> **Task requirements**
Write out the listing below without alteration, omitting its pictures.

> **Data**
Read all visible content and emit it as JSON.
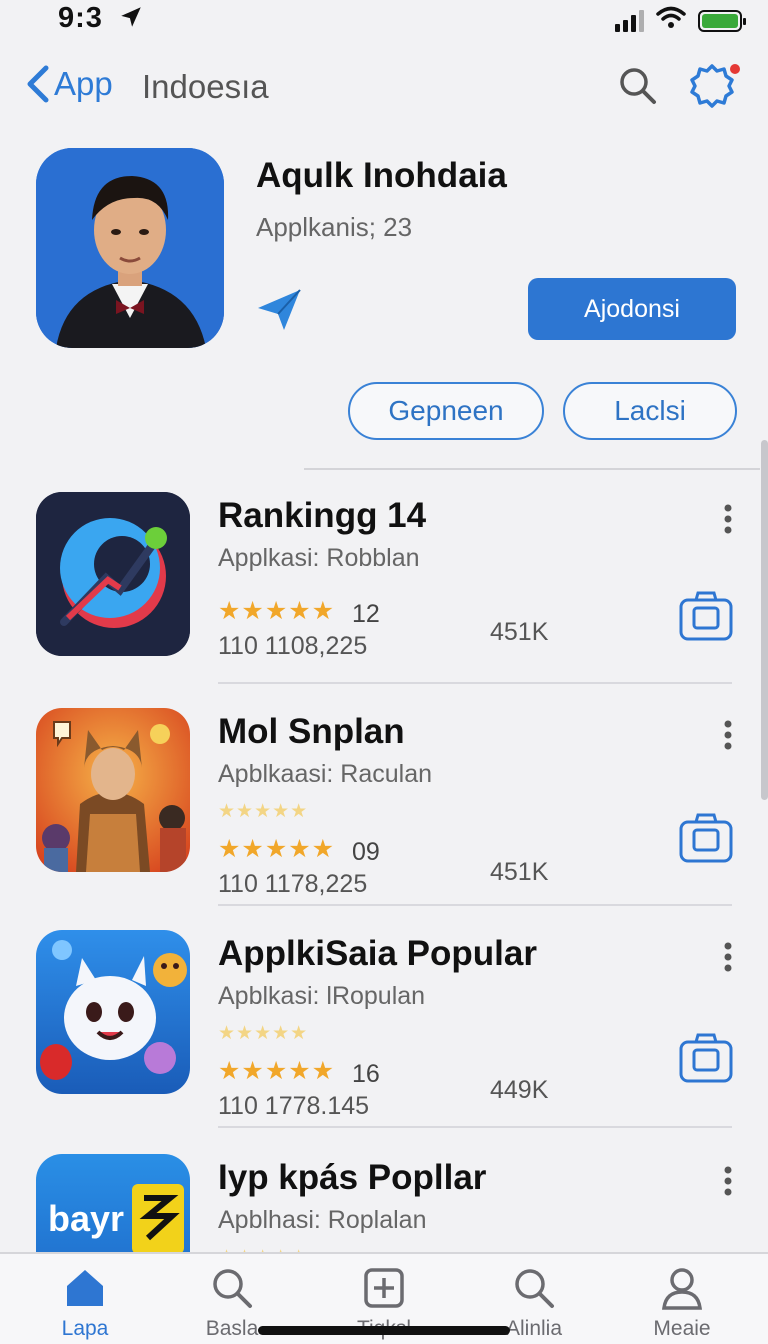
{
  "status_bar": {
    "time": "9:3"
  },
  "nav": {
    "back_label": "App",
    "title": "Indoesıa"
  },
  "hero": {
    "title": "Aqulk Inohdaia",
    "subtitle": "Applkanis; 23",
    "primary_button": "Ajodonsi"
  },
  "pills": [
    "Gepneen",
    "Laclsi"
  ],
  "apps": [
    {
      "name": "Rankingg 14",
      "subtitle": "Applkasi: Robblan",
      "rating": "12",
      "downloads": "110 1108,225",
      "size": "451K",
      "icon": "ranking-app-icon",
      "stars": 5
    },
    {
      "name": "Mol Snplan",
      "subtitle": "Apblkaasi: Raculan",
      "rating": "09",
      "downloads": "110 1178,225",
      "size": "451K",
      "icon": "hero-game-icon",
      "stars": 5
    },
    {
      "name": "ApplkiSaia Popular",
      "subtitle": "Apblkasi: lRopulan",
      "rating": "16",
      "downloads": "110 1778.145",
      "size": "449K",
      "icon": "cute-creature-icon",
      "stars": 5
    },
    {
      "name": "Iyp kpás Popllar",
      "subtitle": "Apblhasi: Roplalan",
      "rating": "",
      "downloads": "",
      "size": "",
      "icon": "bayr-app-icon",
      "icon_text": "bayr",
      "stars": 5
    }
  ],
  "tabs": [
    {
      "label": "Lapa",
      "icon": "home-icon",
      "active": true
    },
    {
      "label": "Basla",
      "icon": "search-icon",
      "active": false
    },
    {
      "label": "Tiqksl",
      "icon": "add-box-icon",
      "active": false
    },
    {
      "label": "Alinlia",
      "icon": "search-icon",
      "active": false
    },
    {
      "label": "Meaie",
      "icon": "profile-icon",
      "active": false
    }
  ],
  "colors": {
    "accent": "#2e76d2",
    "star": "#f1a72a",
    "background": "#f2f2f4"
  }
}
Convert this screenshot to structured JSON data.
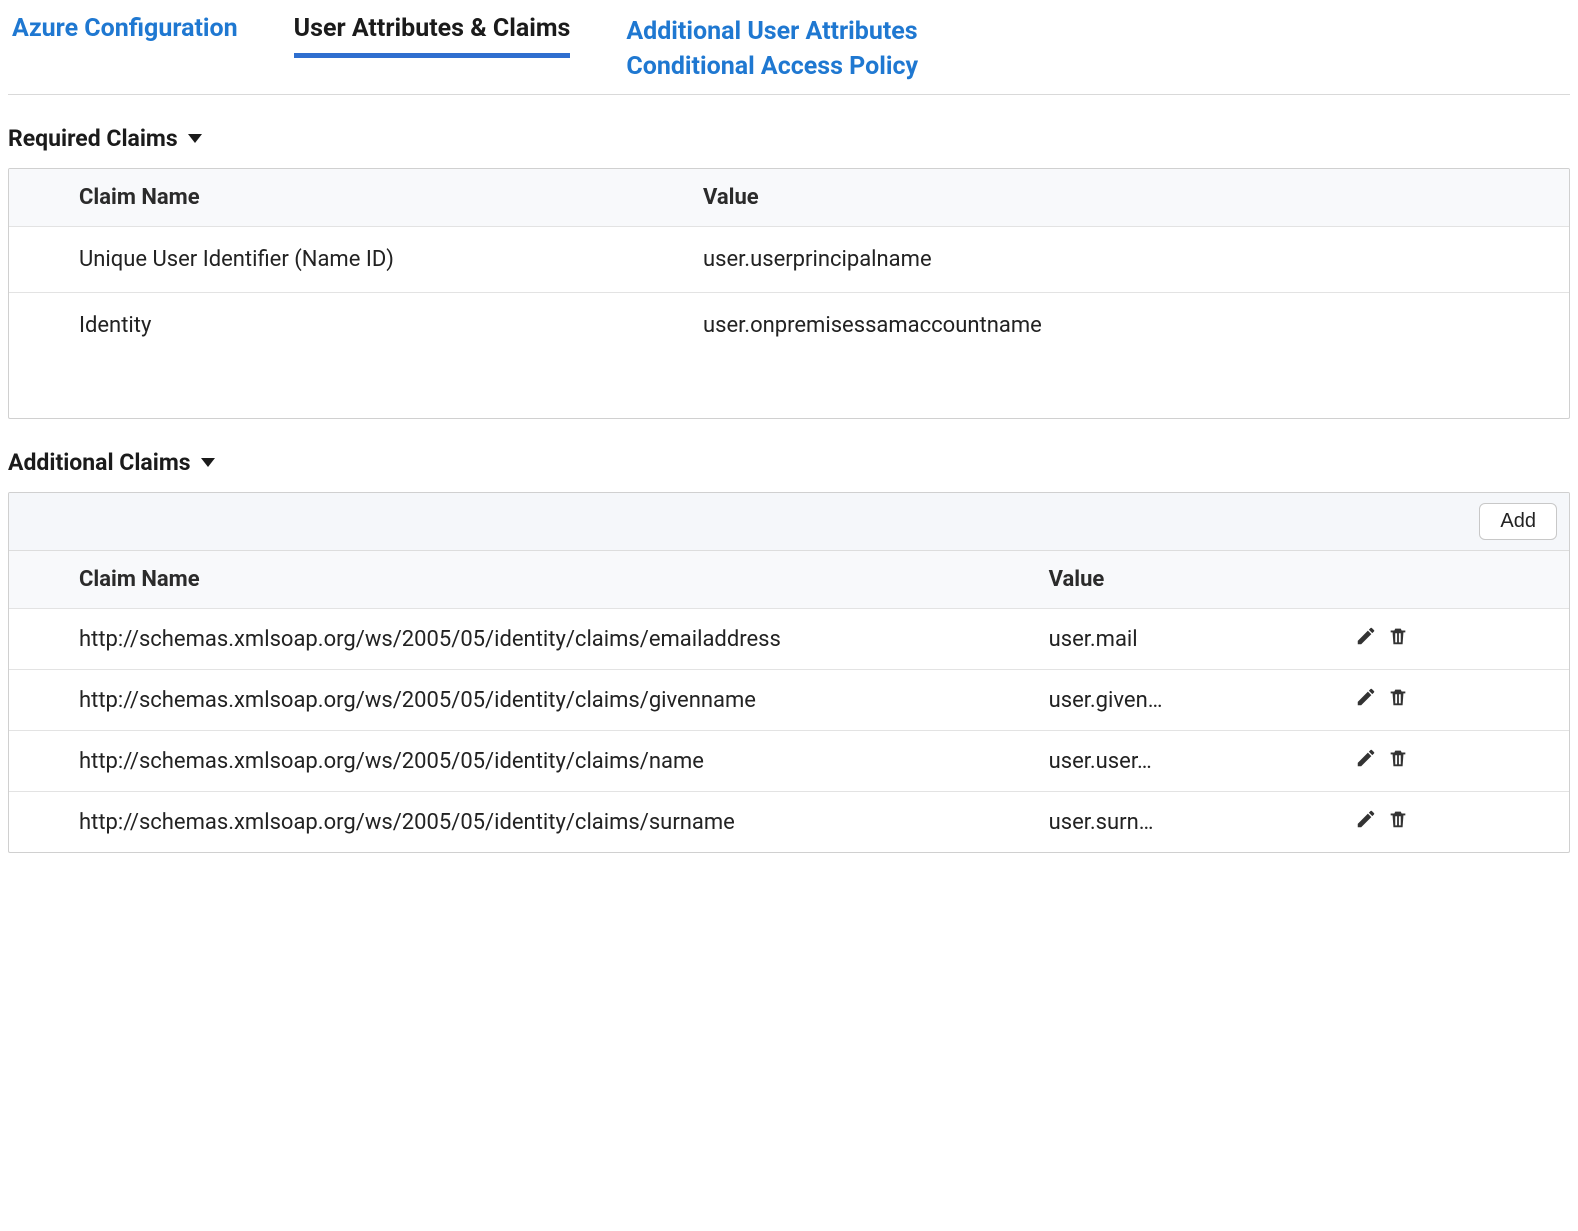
{
  "tabs": [
    {
      "label": "Azure Configuration",
      "active": false
    },
    {
      "label": "User Attributes & Claims",
      "active": true
    },
    {
      "label": "Additional User Attributes Conditional Access Policy",
      "active": false
    }
  ],
  "required": {
    "title": "Required Claims",
    "columns": {
      "name": "Claim Name",
      "value": "Value"
    },
    "rows": [
      {
        "name": "Unique User Identifier (Name ID)",
        "value": "user.userprincipalname"
      },
      {
        "name": "Identity",
        "value": "user.onpremisessamaccountname"
      }
    ]
  },
  "additional": {
    "title": "Additional Claims",
    "add_label": "Add",
    "columns": {
      "name": "Claim Name",
      "value": "Value"
    },
    "rows": [
      {
        "name": "http://schemas.xmlsoap.org/ws/2005/05/identity/claims/emailaddress",
        "value": "user.mail"
      },
      {
        "name": "http://schemas.xmlsoap.org/ws/2005/05/identity/claims/givenname",
        "value": "user.given…"
      },
      {
        "name": "http://schemas.xmlsoap.org/ws/2005/05/identity/claims/name",
        "value": "user.user…"
      },
      {
        "name": "http://schemas.xmlsoap.org/ws/2005/05/identity/claims/surname",
        "value": "user.surn…"
      }
    ]
  }
}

> **Completed exercise**
Read all visible content and emit it as JSON.
{
  "status_bar": {
    "time": "9:3"
  },
  "nav": {
    "back_label": "App",
    "title": "Indoesıa"
  },
  "hero": {
    "title": "Aqulk Inohdaia",
    "subtitle": "Applkanis; 23",
    "primary_button": "Ajodonsi"
  },
  "pills": [
    "Gepneen",
    "Laclsi"
  ],
  "apps": [
    {
      "name": "Rankingg 14",
      "subtitle": "Applkasi: Robblan",
      "rating": "12",
      "downloads": "110 1108,225",
      "size": "451K",
      "icon": "ranking-app-icon",
      "stars": 5
    },
    {
      "name": "Mol Snplan",
      "subtitle": "Apblkaasi: Raculan",
      "rating": "09",
      "downloads": "110 1178,225",
      "size": "451K",
      "icon": "hero-game-icon",
      "stars": 5
    },
    {
      "name": "ApplkiSaia Popular",
      "subtitle": "Apblkasi: lRopulan",
      "rating": "16",
      "downloads": "110 1778.145",
      "size": "449K",
      "icon": "cute-creature-icon",
      "stars": 5
    },
    {
      "name": "Iyp kpás Popllar",
      "subtitle": "Apblhasi: Roplalan",
      "rating": "",
      "downloads": "",
      "size": "",
      "icon": "bayr-app-icon",
      "icon_text": "bayr",
      "stars": 5
    }
  ],
  "tabs": [
    {
      "label": "Lapa",
      "icon": "home-icon",
      "active": true
    },
    {
      "label": "Basla",
      "icon": "search-icon",
      "active": false
    },
    {
      "label": "Tiqksl",
      "icon": "add-box-icon",
      "active": false
    },
    {
      "label": "Alinlia",
      "icon": "search-icon",
      "active": false
    },
    {
      "label": "Meaie",
      "icon": "profile-icon",
      "active": false
    }
  ],
  "colors": {
    "accent": "#2e76d2",
    "star": "#f1a72a",
    "background": "#f2f2f4"
  }
}
Convert this screenshot to structured JSON data.
{
  "tabs": [
    {
      "label": "Azure Configuration",
      "active": false
    },
    {
      "label": "User Attributes & Claims",
      "active": true
    },
    {
      "label": "Additional User Attributes Conditional Access Policy",
      "active": false
    }
  ],
  "required": {
    "title": "Required Claims",
    "columns": {
      "name": "Claim Name",
      "value": "Value"
    },
    "rows": [
      {
        "name": "Unique User Identifier (Name ID)",
        "value": "user.userprincipalname"
      },
      {
        "name": "Identity",
        "value": "user.onpremisessamaccountname"
      }
    ]
  },
  "additional": {
    "title": "Additional Claims",
    "add_label": "Add",
    "columns": {
      "name": "Claim Name",
      "value": "Value"
    },
    "rows": [
      {
        "name": "http://schemas.xmlsoap.org/ws/2005/05/identity/claims/emailaddress",
        "value": "user.mail"
      },
      {
        "name": "http://schemas.xmlsoap.org/ws/2005/05/identity/claims/givenname",
        "value": "user.given…"
      },
      {
        "name": "http://schemas.xmlsoap.org/ws/2005/05/identity/claims/name",
        "value": "user.user…"
      },
      {
        "name": "http://schemas.xmlsoap.org/ws/2005/05/identity/claims/surname",
        "value": "user.surn…"
      }
    ]
  }
}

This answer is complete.